## Set problem A
Answer these about the forum post on integrability that follows:
(i) What subject is the poster studying on their own?
(ii) What bound does the post give for the sum of the sizes of the open sets that cover D?
(iii) In the poster's second question, what property of [a,b] would they like to assume?

## Document excerpt
★ ★ ★ ★ ★
Let $\displaystyle f$ be bounded on $\displaystyle [a,b]$. Show that if the set of discontinuous points of $\displaystyle f$ has content zero, then $\displaystyle f$ is integrable.

I am trying do a second semester analysis self study and I am pretty stuck on a few major concepts of integration. I would appriciate some help with this one. If any thing, I just need a place to get started.

Here is what I have set up so far. I am given:

$\displaystyle D=\{d_{1}, d_{2},...,d_{N}\}$ has content zero and $\displaystyle f$ is bounded on $\displaystyle [a,b]$. Thus, $\displaystyle D\subseteq\bigcup_{n=1}^{N}O_{n}$ and $\displaystyle \sum_{n=1}^{N}|O_{n}|\leq\epsilon$ (where, $\displaystyle O_{n}$ represents open sets). Moreover, there exists an $\displaystyle M>0$ satistying $\displaystyle |f(x)|\leq\\M$ for all $\displaystyle x\in[a,b]$.

My goal is to show there exists a partition $\displaystyle P_{\epsilopn}$ such that $\displaystyle U(f,P_{\epsilopn})-L(f,P_{\epsilopn})<\epsilon$ for any choice of

$\displaystyle \epsilon>0$.

Since the goal begins with a universal quantifier I let $\displaystyle \epsilon>0$ be arbitrary. Now, I need to show the existance of such a partition.

As you can see I do not have much. I am not sure how to get started.

Q1: Does the set of open intervals whos union contain the set D have to be nested?

Q2: Can I assume $\displaystyle [a,b]$ is compact to create a finite subcover and use that somehow?

Thanks
★ ★ ★ ★ ★
## Dataset records

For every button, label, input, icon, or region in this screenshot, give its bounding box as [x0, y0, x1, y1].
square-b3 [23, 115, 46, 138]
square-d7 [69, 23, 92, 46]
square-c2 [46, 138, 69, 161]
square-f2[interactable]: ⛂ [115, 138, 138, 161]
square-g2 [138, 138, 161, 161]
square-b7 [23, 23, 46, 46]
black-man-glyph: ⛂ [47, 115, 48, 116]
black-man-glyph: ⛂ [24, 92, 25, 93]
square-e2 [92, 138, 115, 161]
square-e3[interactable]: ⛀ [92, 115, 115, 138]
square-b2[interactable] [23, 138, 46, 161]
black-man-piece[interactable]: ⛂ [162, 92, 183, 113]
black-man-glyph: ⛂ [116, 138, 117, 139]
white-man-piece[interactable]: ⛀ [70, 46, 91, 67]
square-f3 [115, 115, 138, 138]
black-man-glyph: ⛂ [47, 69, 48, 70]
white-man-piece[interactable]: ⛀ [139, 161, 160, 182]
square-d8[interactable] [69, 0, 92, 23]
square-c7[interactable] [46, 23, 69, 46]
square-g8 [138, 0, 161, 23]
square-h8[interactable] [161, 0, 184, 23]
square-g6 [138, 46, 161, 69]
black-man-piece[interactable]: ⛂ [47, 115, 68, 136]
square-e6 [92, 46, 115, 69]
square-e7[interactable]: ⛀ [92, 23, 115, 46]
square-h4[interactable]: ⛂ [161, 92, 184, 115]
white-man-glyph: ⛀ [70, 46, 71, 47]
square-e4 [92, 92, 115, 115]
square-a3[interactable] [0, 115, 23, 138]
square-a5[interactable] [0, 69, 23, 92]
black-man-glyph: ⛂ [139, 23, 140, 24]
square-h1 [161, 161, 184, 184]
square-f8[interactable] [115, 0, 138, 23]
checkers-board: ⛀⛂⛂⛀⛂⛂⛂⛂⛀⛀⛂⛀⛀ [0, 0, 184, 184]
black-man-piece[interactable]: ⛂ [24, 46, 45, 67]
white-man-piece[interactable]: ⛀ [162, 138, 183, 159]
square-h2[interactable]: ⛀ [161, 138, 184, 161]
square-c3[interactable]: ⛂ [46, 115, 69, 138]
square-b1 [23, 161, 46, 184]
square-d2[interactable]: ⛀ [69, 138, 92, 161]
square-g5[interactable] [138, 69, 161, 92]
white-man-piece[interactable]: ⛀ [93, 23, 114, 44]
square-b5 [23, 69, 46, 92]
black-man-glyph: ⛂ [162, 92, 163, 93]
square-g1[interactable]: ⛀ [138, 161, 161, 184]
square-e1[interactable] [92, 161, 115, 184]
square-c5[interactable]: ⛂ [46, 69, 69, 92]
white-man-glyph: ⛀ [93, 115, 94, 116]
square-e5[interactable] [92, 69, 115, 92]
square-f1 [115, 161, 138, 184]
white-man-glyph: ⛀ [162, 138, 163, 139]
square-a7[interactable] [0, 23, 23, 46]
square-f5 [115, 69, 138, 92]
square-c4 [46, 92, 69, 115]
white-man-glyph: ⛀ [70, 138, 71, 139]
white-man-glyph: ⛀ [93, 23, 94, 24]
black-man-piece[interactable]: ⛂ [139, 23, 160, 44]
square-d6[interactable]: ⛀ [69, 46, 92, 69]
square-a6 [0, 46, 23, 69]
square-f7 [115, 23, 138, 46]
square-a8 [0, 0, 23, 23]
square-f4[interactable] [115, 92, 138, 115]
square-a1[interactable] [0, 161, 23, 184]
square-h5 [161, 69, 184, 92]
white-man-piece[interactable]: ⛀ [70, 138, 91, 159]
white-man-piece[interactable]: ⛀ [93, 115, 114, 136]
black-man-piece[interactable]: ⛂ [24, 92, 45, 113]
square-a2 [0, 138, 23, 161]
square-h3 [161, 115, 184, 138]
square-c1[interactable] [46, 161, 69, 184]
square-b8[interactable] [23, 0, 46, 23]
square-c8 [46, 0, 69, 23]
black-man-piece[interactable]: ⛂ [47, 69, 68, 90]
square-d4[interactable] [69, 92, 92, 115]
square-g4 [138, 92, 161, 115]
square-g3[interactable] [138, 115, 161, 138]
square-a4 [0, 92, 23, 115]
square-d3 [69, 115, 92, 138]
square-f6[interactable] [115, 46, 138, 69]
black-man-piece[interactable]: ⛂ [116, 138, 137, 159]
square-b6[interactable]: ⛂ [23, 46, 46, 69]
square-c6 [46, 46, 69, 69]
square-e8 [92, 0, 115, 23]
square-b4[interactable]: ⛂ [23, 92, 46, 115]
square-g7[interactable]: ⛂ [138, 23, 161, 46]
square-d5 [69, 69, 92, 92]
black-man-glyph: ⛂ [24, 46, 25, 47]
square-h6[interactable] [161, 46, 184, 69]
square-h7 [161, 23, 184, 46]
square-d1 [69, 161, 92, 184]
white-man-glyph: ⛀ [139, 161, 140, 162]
★ ★ ★ ★ ★
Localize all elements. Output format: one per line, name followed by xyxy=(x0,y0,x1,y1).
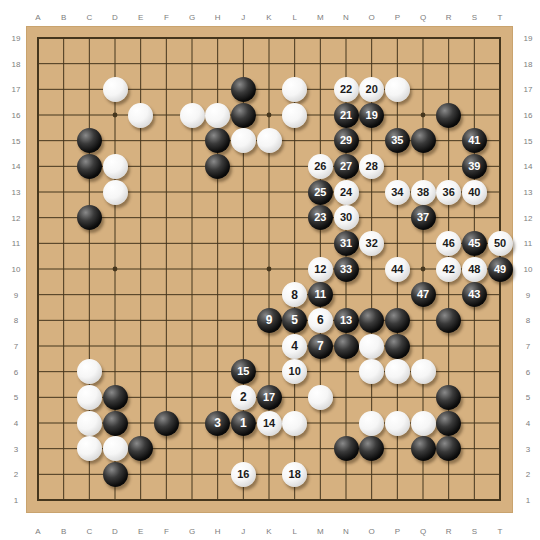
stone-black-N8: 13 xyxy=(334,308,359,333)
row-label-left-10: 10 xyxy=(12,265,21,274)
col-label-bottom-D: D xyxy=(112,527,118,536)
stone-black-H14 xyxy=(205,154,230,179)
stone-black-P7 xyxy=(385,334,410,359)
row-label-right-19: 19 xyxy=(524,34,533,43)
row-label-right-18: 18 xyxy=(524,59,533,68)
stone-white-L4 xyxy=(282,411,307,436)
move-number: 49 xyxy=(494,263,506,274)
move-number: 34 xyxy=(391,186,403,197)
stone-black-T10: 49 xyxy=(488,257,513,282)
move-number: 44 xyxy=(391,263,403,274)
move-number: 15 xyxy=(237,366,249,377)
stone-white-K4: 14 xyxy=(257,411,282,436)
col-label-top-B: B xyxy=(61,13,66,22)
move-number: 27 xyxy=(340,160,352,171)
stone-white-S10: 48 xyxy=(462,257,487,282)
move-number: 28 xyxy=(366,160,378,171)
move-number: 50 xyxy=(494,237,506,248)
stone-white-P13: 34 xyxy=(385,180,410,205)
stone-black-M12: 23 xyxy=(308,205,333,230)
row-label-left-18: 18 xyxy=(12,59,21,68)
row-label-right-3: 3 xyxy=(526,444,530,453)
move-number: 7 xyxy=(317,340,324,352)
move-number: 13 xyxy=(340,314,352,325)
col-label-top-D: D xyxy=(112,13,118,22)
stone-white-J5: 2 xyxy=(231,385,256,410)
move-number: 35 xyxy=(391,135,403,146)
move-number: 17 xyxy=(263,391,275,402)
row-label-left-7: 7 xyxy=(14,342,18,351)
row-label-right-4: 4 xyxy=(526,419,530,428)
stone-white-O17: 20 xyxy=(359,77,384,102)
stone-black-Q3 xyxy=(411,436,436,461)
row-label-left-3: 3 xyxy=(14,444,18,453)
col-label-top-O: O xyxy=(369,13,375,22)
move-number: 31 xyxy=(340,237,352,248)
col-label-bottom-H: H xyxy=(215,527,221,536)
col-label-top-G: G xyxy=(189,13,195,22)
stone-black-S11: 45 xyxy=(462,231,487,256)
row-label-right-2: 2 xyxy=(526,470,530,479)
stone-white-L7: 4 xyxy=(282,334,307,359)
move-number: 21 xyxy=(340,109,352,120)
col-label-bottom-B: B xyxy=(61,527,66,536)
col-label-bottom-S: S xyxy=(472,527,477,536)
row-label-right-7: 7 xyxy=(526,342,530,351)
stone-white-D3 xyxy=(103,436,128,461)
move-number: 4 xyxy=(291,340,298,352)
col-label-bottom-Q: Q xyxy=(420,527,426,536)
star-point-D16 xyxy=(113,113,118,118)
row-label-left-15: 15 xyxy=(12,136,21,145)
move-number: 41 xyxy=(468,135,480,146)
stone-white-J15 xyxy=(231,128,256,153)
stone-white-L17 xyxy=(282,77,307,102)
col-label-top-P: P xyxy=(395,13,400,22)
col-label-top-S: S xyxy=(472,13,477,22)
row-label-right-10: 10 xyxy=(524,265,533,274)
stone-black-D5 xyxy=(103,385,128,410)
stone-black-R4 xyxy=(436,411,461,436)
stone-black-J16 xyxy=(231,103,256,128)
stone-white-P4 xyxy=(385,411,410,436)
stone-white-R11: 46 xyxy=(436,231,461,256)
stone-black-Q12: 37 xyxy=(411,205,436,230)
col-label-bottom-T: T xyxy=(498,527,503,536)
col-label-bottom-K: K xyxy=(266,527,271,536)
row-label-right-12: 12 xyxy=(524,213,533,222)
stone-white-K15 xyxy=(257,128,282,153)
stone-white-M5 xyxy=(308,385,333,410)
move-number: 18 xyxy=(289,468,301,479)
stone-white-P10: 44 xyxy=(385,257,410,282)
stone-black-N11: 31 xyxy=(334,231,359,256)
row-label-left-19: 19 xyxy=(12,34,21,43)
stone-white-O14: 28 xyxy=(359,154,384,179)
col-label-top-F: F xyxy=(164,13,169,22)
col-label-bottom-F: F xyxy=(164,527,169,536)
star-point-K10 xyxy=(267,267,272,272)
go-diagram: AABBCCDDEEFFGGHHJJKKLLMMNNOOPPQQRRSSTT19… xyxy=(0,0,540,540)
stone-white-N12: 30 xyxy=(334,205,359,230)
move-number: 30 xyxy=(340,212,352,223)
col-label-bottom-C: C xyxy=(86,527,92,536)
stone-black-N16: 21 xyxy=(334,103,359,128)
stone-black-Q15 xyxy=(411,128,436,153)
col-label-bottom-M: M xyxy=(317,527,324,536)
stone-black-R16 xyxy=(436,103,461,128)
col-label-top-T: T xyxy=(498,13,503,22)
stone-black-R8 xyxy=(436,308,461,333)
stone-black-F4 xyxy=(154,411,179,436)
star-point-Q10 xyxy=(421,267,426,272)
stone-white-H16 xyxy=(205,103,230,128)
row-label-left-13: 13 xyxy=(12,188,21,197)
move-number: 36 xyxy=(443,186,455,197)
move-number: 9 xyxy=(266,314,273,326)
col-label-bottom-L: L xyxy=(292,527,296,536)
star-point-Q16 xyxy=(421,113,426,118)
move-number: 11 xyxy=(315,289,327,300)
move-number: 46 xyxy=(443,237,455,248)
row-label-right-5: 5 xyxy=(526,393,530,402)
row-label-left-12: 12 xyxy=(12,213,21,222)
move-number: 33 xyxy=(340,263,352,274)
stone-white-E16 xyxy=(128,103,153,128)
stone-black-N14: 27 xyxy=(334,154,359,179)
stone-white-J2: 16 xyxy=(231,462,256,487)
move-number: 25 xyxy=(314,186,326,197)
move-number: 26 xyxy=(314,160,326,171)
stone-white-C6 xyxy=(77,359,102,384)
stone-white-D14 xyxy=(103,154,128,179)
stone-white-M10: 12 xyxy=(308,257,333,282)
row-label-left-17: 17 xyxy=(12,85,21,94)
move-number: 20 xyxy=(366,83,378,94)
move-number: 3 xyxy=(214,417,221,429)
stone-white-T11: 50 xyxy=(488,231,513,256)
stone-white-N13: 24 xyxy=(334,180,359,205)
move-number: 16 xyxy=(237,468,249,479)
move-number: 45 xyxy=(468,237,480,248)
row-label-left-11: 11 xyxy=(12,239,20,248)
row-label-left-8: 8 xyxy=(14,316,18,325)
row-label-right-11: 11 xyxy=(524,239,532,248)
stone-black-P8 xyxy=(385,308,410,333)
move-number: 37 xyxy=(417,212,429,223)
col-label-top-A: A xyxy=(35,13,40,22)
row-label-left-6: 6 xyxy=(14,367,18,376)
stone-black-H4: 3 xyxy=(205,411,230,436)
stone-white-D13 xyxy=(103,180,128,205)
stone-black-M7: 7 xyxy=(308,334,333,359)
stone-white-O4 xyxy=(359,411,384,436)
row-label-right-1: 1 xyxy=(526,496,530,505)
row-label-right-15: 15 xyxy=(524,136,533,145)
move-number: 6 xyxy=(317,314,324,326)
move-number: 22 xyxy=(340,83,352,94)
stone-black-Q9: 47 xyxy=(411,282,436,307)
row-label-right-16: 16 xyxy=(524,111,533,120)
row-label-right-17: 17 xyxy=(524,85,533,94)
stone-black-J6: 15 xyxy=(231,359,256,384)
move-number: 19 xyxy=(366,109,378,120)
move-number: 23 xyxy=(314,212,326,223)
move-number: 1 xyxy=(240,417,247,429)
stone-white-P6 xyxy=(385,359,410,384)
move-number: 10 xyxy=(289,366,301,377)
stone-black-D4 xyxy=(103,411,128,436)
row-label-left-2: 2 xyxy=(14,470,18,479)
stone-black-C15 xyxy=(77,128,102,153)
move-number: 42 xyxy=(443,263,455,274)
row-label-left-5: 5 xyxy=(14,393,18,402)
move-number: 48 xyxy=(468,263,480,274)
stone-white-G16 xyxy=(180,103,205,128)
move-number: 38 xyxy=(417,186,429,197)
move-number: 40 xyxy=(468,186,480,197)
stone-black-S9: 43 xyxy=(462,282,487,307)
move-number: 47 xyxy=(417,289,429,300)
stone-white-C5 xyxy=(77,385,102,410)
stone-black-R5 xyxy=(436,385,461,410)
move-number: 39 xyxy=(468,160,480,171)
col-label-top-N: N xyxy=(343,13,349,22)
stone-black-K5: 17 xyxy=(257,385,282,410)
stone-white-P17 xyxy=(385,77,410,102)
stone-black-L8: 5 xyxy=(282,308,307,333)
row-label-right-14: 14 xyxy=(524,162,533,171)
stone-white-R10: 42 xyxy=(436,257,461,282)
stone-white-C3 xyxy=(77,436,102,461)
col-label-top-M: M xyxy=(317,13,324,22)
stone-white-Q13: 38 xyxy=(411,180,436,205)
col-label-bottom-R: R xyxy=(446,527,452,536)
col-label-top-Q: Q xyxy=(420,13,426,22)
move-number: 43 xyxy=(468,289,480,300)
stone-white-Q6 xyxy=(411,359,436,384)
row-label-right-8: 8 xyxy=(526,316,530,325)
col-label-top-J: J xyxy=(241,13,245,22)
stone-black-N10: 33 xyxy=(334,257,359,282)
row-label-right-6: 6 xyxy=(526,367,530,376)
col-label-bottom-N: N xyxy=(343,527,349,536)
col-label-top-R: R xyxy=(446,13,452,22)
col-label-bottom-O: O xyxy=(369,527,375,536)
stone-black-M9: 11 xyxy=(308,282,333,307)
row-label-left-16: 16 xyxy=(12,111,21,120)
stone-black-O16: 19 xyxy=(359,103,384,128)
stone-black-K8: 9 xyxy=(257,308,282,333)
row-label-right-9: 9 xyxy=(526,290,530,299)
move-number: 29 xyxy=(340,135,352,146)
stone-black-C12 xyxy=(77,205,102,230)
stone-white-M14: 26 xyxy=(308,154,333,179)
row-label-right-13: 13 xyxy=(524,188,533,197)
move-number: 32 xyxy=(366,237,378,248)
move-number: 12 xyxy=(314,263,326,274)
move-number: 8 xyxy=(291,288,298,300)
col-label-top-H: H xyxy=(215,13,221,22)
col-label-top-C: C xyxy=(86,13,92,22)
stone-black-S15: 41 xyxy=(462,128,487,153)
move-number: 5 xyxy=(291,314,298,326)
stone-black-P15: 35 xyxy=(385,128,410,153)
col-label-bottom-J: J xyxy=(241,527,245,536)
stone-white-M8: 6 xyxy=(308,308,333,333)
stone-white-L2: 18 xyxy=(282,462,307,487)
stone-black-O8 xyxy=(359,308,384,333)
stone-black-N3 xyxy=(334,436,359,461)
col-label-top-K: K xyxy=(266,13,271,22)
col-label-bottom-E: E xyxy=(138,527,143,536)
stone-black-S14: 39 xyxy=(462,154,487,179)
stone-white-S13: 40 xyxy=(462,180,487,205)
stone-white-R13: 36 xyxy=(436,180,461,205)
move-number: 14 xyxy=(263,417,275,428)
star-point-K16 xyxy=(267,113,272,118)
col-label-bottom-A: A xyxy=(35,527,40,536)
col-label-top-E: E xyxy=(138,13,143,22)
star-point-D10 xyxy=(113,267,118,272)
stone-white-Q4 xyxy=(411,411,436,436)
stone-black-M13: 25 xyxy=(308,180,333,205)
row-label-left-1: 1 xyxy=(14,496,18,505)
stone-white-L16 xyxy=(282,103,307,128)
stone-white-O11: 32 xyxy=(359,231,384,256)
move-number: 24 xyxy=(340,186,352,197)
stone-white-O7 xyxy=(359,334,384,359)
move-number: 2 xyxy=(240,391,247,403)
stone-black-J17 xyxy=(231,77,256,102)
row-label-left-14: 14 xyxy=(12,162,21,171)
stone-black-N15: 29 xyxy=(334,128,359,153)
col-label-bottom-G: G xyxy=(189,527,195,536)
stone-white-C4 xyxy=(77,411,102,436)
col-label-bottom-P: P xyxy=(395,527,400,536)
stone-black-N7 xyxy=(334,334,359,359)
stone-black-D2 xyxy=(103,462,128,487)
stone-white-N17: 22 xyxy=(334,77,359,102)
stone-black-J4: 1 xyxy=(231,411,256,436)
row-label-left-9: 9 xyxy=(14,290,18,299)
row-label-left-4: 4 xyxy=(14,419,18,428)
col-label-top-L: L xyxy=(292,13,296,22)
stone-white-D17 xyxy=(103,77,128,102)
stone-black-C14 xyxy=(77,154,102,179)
★ ★ ★ ★ ★
## Set problem B
In the records, start at the line that contains "For every button, label, input, icon, or" and stop after the line that contains "square-c3[interactable]: ⛂ [46, 115, 69, 138]". Copy every line in that range without changes.

## Output A
(i) Second semester analysis.
(ii) The sum is less than or equal to ε.
(iii) That [a,b] is compact, so they can form a finite subcover.

## Output B
For every button, label, input, icon, or region in this screenshot, give its bounding box as [x0, y0, x1, y1].
square-b3 [23, 115, 46, 138]
square-d7 [69, 23, 92, 46]
square-c2 [46, 138, 69, 161]
square-f2[interactable]: ⛂ [115, 138, 138, 161]
square-g2 [138, 138, 161, 161]
square-b7 [23, 23, 46, 46]
black-man-glyph: ⛂ [47, 115, 48, 116]
black-man-glyph: ⛂ [24, 92, 25, 93]
square-e2 [92, 138, 115, 161]
square-e3[interactable]: ⛀ [92, 115, 115, 138]
square-b2[interactable] [23, 138, 46, 161]
black-man-piece[interactable]: ⛂ [162, 92, 183, 113]
black-man-glyph: ⛂ [116, 138, 117, 139]
white-man-piece[interactable]: ⛀ [70, 46, 91, 67]
square-f3 [115, 115, 138, 138]
black-man-glyph: ⛂ [47, 69, 48, 70]
white-man-piece[interactable]: ⛀ [139, 161, 160, 182]
square-d8[interactable] [69, 0, 92, 23]
square-c7[interactable] [46, 23, 69, 46]
square-g8 [138, 0, 161, 23]
square-h8[interactable] [161, 0, 184, 23]
square-g6 [138, 46, 161, 69]
black-man-piece[interactable]: ⛂ [47, 115, 68, 136]
square-e6 [92, 46, 115, 69]
square-e7[interactable]: ⛀ [92, 23, 115, 46]
square-h4[interactable]: ⛂ [161, 92, 184, 115]
white-man-glyph: ⛀ [70, 46, 71, 47]
square-e4 [92, 92, 115, 115]
square-a3[interactable] [0, 115, 23, 138]
square-a5[interactable] [0, 69, 23, 92]
black-man-glyph: ⛂ [139, 23, 140, 24]
square-h1 [161, 161, 184, 184]
square-f8[interactable] [115, 0, 138, 23]
checkers-board: ⛀⛂⛂⛀⛂⛂⛂⛂⛀⛀⛂⛀⛀ [0, 0, 184, 184]
black-man-piece[interactable]: ⛂ [24, 46, 45, 67]
white-man-piece[interactable]: ⛀ [162, 138, 183, 159]
square-h2[interactable]: ⛀ [161, 138, 184, 161]
square-c3[interactable]: ⛂ [46, 115, 69, 138]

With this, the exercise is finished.